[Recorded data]
--
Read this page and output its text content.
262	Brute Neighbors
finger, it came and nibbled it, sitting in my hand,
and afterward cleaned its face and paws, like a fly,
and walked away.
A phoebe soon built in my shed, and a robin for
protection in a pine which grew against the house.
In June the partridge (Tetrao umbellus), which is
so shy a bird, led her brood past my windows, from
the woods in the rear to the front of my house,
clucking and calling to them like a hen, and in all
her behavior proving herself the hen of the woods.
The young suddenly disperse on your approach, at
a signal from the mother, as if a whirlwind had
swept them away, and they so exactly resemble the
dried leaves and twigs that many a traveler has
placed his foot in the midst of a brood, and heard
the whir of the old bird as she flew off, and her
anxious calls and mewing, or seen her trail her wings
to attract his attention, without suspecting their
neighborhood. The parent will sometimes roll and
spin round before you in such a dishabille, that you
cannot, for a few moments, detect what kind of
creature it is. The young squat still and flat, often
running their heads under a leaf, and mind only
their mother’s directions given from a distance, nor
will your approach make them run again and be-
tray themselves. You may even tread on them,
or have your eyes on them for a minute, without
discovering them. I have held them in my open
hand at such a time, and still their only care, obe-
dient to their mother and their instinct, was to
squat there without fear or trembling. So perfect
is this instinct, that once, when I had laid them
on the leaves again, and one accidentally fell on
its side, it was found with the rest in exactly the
--
Repeat the material in full, exactly as it stands.

Read this page and output its text content.
262	Brute Neighbors
finger, it came and nibbled it, sitting in my hand,
and afterward cleaned its face and paws, like a fly,
and walked away.
A phoebe soon built in my shed, and a robin for
protection in a pine which grew against the house.
In June the partridge (Tetrao umbellus), which is
so shy a bird, led her brood past my windows, from
the woods in the rear to the front of my house,
clucking and calling to them like a hen, and in all
her behavior proving herself the hen of the woods.
The young suddenly disperse on your approach, at
a signal from the mother, as if a whirlwind had
swept them away, and they so exactly resemble the
dried leaves and twigs that many a traveler has
placed his foot in the midst of a brood, and heard
the whir of the old bird as she flew off, and her
anxious calls and mewing, or seen her trail her wings
to attract his attention, without suspecting their
neighborhood. The parent will sometimes roll and
spin round before you in such a dishabille, that you
cannot, for a few moments, detect what kind of
creature it is. The young squat still and flat, often
running their heads under a leaf, and mind only
their mother’s directions given from a distance, nor
will your approach make them run again and be-
tray themselves. You may even tread on them,
or have your eyes on them for a minute, without
discovering them. I have held them in my open
hand at such a time, and still their only care, obe-
dient to their mother and their instinct, was to
squat there without fear or trembling. So perfect
is this instinct, that once, when I had laid them
on the leaves again, and one accidentally fell on
its side, it was found with the rest in exactly the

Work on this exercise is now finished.